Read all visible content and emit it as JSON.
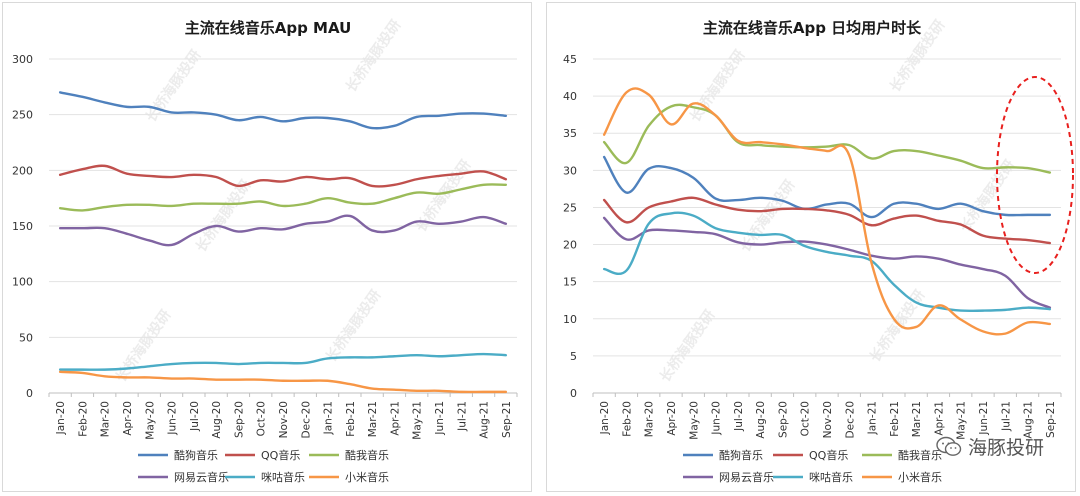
{
  "watermark": "长桥海豚投研",
  "brand": {
    "label": "海豚投研"
  },
  "chart_data": [
    {
      "type": "line",
      "title": "主流在线音乐App MAU",
      "xlabel": "",
      "ylabel": "",
      "categories": [
        "Jan-20",
        "Feb-20",
        "Mar-20",
        "Apr-20",
        "May-20",
        "Jun-20",
        "Jul-20",
        "Aug-20",
        "Sep-20",
        "Oct-20",
        "Nov-20",
        "Dec-20",
        "Jan-21",
        "Feb-21",
        "Mar-21",
        "Apr-21",
        "May-21",
        "Jun-21",
        "Jul-21",
        "Aug-21",
        "Sep-21"
      ],
      "ylim": [
        0,
        300
      ],
      "yticks": [
        0,
        50,
        100,
        150,
        200,
        250,
        300
      ],
      "grid": true,
      "legend": "bottom",
      "series": [
        {
          "name": "酷狗音乐",
          "color": "#4f81bd",
          "values": [
            270,
            266,
            261,
            257,
            257,
            252,
            252,
            250,
            245,
            248,
            244,
            247,
            247,
            244,
            238,
            240,
            248,
            249,
            251,
            251,
            249
          ]
        },
        {
          "name": "QQ音乐",
          "color": "#c0504d",
          "values": [
            196,
            201,
            204,
            197,
            195,
            194,
            196,
            194,
            186,
            191,
            190,
            194,
            192,
            193,
            186,
            187,
            192,
            195,
            197,
            199,
            192
          ]
        },
        {
          "name": "酷我音乐",
          "color": "#9bbb59",
          "values": [
            166,
            164,
            167,
            169,
            169,
            168,
            170,
            170,
            170,
            172,
            168,
            170,
            175,
            171,
            170,
            175,
            180,
            179,
            183,
            187,
            187
          ]
        },
        {
          "name": "网易云音乐",
          "color": "#8064a2",
          "values": [
            148,
            148,
            148,
            143,
            137,
            133,
            143,
            150,
            145,
            148,
            147,
            152,
            154,
            159,
            146,
            146,
            154,
            152,
            154,
            158,
            152
          ]
        },
        {
          "name": "咪咕音乐",
          "color": "#4bacc6",
          "values": [
            21,
            21,
            21,
            22,
            24,
            26,
            27,
            27,
            26,
            27,
            27,
            27,
            31,
            32,
            32,
            33,
            34,
            33,
            34,
            35,
            34
          ]
        },
        {
          "name": "小米音乐",
          "color": "#f79646",
          "values": [
            19,
            18,
            15,
            14,
            14,
            13,
            13,
            12,
            12,
            12,
            11,
            11,
            11,
            8,
            4,
            3,
            2,
            2,
            1,
            1,
            1
          ]
        }
      ]
    },
    {
      "type": "line",
      "title": "主流在线音乐App 日均用户时长",
      "xlabel": "",
      "ylabel": "",
      "categories": [
        "Jan-20",
        "Feb-20",
        "Mar-20",
        "Apr-20",
        "May-20",
        "Jun-20",
        "Jul-20",
        "Aug-20",
        "Sep-20",
        "Oct-20",
        "Nov-20",
        "Dec-20",
        "Jan-21",
        "Feb-21",
        "Mar-21",
        "Apr-21",
        "May-21",
        "Jun-21",
        "Jul-21",
        "Aug-21",
        "Sep-21"
      ],
      "ylim": [
        0,
        45
      ],
      "yticks": [
        0,
        5,
        10,
        15,
        20,
        25,
        30,
        35,
        40,
        45
      ],
      "grid": true,
      "legend": "bottom",
      "annotation": "red dashed ellipse highlighting Jul-21 to Sep-21",
      "series": [
        {
          "name": "酷狗音乐",
          "color": "#4f81bd",
          "values": [
            31.8,
            27.0,
            30.2,
            30.3,
            29.0,
            26.2,
            26.0,
            26.3,
            25.9,
            24.8,
            25.4,
            25.5,
            23.7,
            25.5,
            25.5,
            24.8,
            25.5,
            24.5,
            24.0,
            24.0,
            24.0
          ]
        },
        {
          "name": "QQ音乐",
          "color": "#c0504d",
          "values": [
            26.0,
            23.0,
            25.0,
            25.8,
            26.3,
            25.4,
            24.7,
            24.5,
            24.8,
            24.8,
            24.6,
            24.0,
            22.6,
            23.5,
            23.9,
            23.2,
            22.7,
            21.2,
            20.8,
            20.6,
            20.2
          ]
        },
        {
          "name": "酷我音乐",
          "color": "#9bbb59",
          "values": [
            33.8,
            31.0,
            36.0,
            38.6,
            38.5,
            37.4,
            33.8,
            33.4,
            33.2,
            33.1,
            33.2,
            33.4,
            31.6,
            32.6,
            32.6,
            32.0,
            31.3,
            30.3,
            30.4,
            30.3,
            29.7
          ]
        },
        {
          "name": "网易云音乐",
          "color": "#8064a2",
          "values": [
            23.6,
            20.7,
            21.9,
            21.9,
            21.7,
            21.4,
            20.3,
            20.0,
            20.3,
            20.4,
            20.0,
            19.3,
            18.5,
            18.1,
            18.4,
            18.1,
            17.3,
            16.7,
            15.8,
            12.8,
            11.5
          ]
        },
        {
          "name": "咪咕音乐",
          "color": "#4bacc6",
          "values": [
            16.7,
            16.5,
            22.8,
            24.2,
            23.9,
            22.2,
            21.6,
            21.3,
            21.3,
            19.8,
            19.0,
            18.5,
            17.8,
            14.6,
            12.2,
            11.5,
            11.1,
            11.1,
            11.2,
            11.5,
            11.3
          ]
        },
        {
          "name": "小米音乐",
          "color": "#f79646",
          "values": [
            34.8,
            40.5,
            40.2,
            36.2,
            39.0,
            37.4,
            34.0,
            33.8,
            33.5,
            33.0,
            32.6,
            32.0,
            17.5,
            10.0,
            8.9,
            11.8,
            9.9,
            8.3,
            8.0,
            9.5,
            9.3
          ]
        }
      ]
    }
  ]
}
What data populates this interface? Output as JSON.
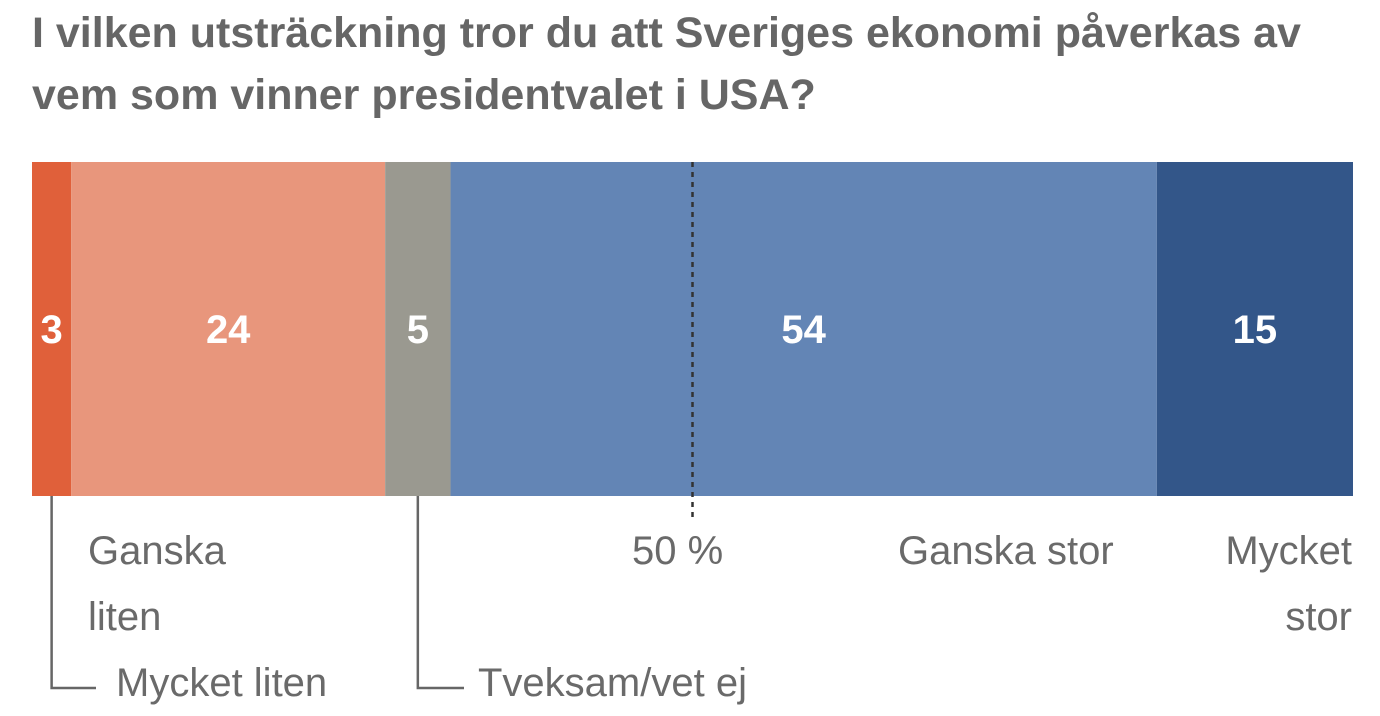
┄┄┄┄┄┄┄┄┄┄┄┄┄┄┄┄┄┄┄┄
--- Exercise brief ---
Copy the data exactly. Any picture it contains is to be omitted.

--- Exercise answer ---
Read all visible content and emit it as JSON.
{
  "watermark": "长桥海豚投研",
  "brand": {
    "label": "海豚投研"
  },
  "chart_data": [
    {
      "type": "line",
      "title": "主流在线音乐App MAU",
      "xlabel": "",
      "ylabel": "",
      "categories": [
        "Jan-20",
        "Feb-20",
        "Mar-20",
        "Apr-20",
        "May-20",
        "Jun-20",
        "Jul-20",
        "Aug-20",
        "Sep-20",
        "Oct-20",
        "Nov-20",
        "Dec-20",
        "Jan-21",
        "Feb-21",
        "Mar-21",
        "Apr-21",
        "May-21",
        "Jun-21",
        "Jul-21",
        "Aug-21",
        "Sep-21"
      ],
      "ylim": [
        0,
        300
      ],
      "yticks": [
        0,
        50,
        100,
        150,
        200,
        250,
        300
      ],
      "grid": true,
      "legend": "bottom",
      "series": [
        {
          "name": "酷狗音乐",
          "color": "#4f81bd",
          "values": [
            270,
            266,
            261,
            257,
            257,
            252,
            252,
            250,
            245,
            248,
            244,
            247,
            247,
            244,
            238,
            240,
            248,
            249,
            251,
            251,
            249
          ]
        },
        {
          "name": "QQ音乐",
          "color": "#c0504d",
          "values": [
            196,
            201,
            204,
            197,
            195,
            194,
            196,
            194,
            186,
            191,
            190,
            194,
            192,
            193,
            186,
            187,
            192,
            195,
            197,
            199,
            192
          ]
        },
        {
          "name": "酷我音乐",
          "color": "#9bbb59",
          "values": [
            166,
            164,
            167,
            169,
            169,
            168,
            170,
            170,
            170,
            172,
            168,
            170,
            175,
            171,
            170,
            175,
            180,
            179,
            183,
            187,
            187
          ]
        },
        {
          "name": "网易云音乐",
          "color": "#8064a2",
          "values": [
            148,
            148,
            148,
            143,
            137,
            133,
            143,
            150,
            145,
            148,
            147,
            152,
            154,
            159,
            146,
            146,
            154,
            152,
            154,
            158,
            152
          ]
        },
        {
          "name": "咪咕音乐",
          "color": "#4bacc6",
          "values": [
            21,
            21,
            21,
            22,
            24,
            26,
            27,
            27,
            26,
            27,
            27,
            27,
            31,
            32,
            32,
            33,
            34,
            33,
            34,
            35,
            34
          ]
        },
        {
          "name": "小米音乐",
          "color": "#f79646",
          "values": [
            19,
            18,
            15,
            14,
            14,
            13,
            13,
            12,
            12,
            12,
            11,
            11,
            11,
            8,
            4,
            3,
            2,
            2,
            1,
            1,
            1
          ]
        }
      ]
    },
    {
      "type": "line",
      "title": "主流在线音乐App 日均用户时长",
      "xlabel": "",
      "ylabel": "",
      "categories": [
        "Jan-20",
        "Feb-20",
        "Mar-20",
        "Apr-20",
        "May-20",
        "Jun-20",
        "Jul-20",
        "Aug-20",
        "Sep-20",
        "Oct-20",
        "Nov-20",
        "Dec-20",
        "Jan-21",
        "Feb-21",
        "Mar-21",
        "Apr-21",
        "May-21",
        "Jun-21",
        "Jul-21",
        "Aug-21",
        "Sep-21"
      ],
      "ylim": [
        0,
        45
      ],
      "yticks": [
        0,
        5,
        10,
        15,
        20,
        25,
        30,
        35,
        40,
        45
      ],
      "grid": true,
      "legend": "bottom",
      "annotation": "red dashed ellipse highlighting Jul-21 to Sep-21",
      "series": [
        {
          "name": "酷狗音乐",
          "color": "#4f81bd",
          "values": [
            31.8,
            27.0,
            30.2,
            30.3,
            29.0,
            26.2,
            26.0,
            26.3,
            25.9,
            24.8,
            25.4,
            25.5,
            23.7,
            25.5,
            25.5,
            24.8,
            25.5,
            24.5,
            24.0,
            24.0,
            24.0
          ]
        },
        {
          "name": "QQ音乐",
          "color": "#c0504d",
          "values": [
            26.0,
            23.0,
            25.0,
            25.8,
            26.3,
            25.4,
            24.7,
            24.5,
            24.8,
            24.8,
            24.6,
            24.0,
            22.6,
            23.5,
            23.9,
            23.2,
            22.7,
            21.2,
            20.8,
            20.6,
            20.2
          ]
        },
        {
          "name": "酷我音乐",
          "color": "#9bbb59",
          "values": [
            33.8,
            31.0,
            36.0,
            38.6,
            38.5,
            37.4,
            33.8,
            33.4,
            33.2,
            33.1,
            33.2,
            33.4,
            31.6,
            32.6,
            32.6,
            32.0,
            31.3,
            30.3,
            30.4,
            30.3,
            29.7
          ]
        },
        {
          "name": "网易云音乐",
          "color": "#8064a2",
          "values": [
            23.6,
            20.7,
            21.9,
            21.9,
            21.7,
            21.4,
            20.3,
            20.0,
            20.3,
            20.4,
            20.0,
            19.3,
            18.5,
            18.1,
            18.4,
            18.1,
            17.3,
            16.7,
            15.8,
            12.8,
            11.5
          ]
        },
        {
          "name": "咪咕音乐",
          "color": "#4bacc6",
          "values": [
            16.7,
            16.5,
            22.8,
            24.2,
            23.9,
            22.2,
            21.6,
            21.3,
            21.3,
            19.8,
            19.0,
            18.5,
            17.8,
            14.6,
            12.2,
            11.5,
            11.1,
            11.1,
            11.2,
            11.5,
            11.3
          ]
        },
        {
          "name": "小米音乐",
          "color": "#f79646",
          "values": [
            34.8,
            40.5,
            40.2,
            36.2,
            39.0,
            37.4,
            34.0,
            33.8,
            33.5,
            33.0,
            32.6,
            32.0,
            17.5,
            10.0,
            8.9,
            11.8,
            9.9,
            8.3,
            8.0,
            9.5,
            9.3
          ]
        }
      ]
    }
  ]
}
What data populates this interface? Output as JSON.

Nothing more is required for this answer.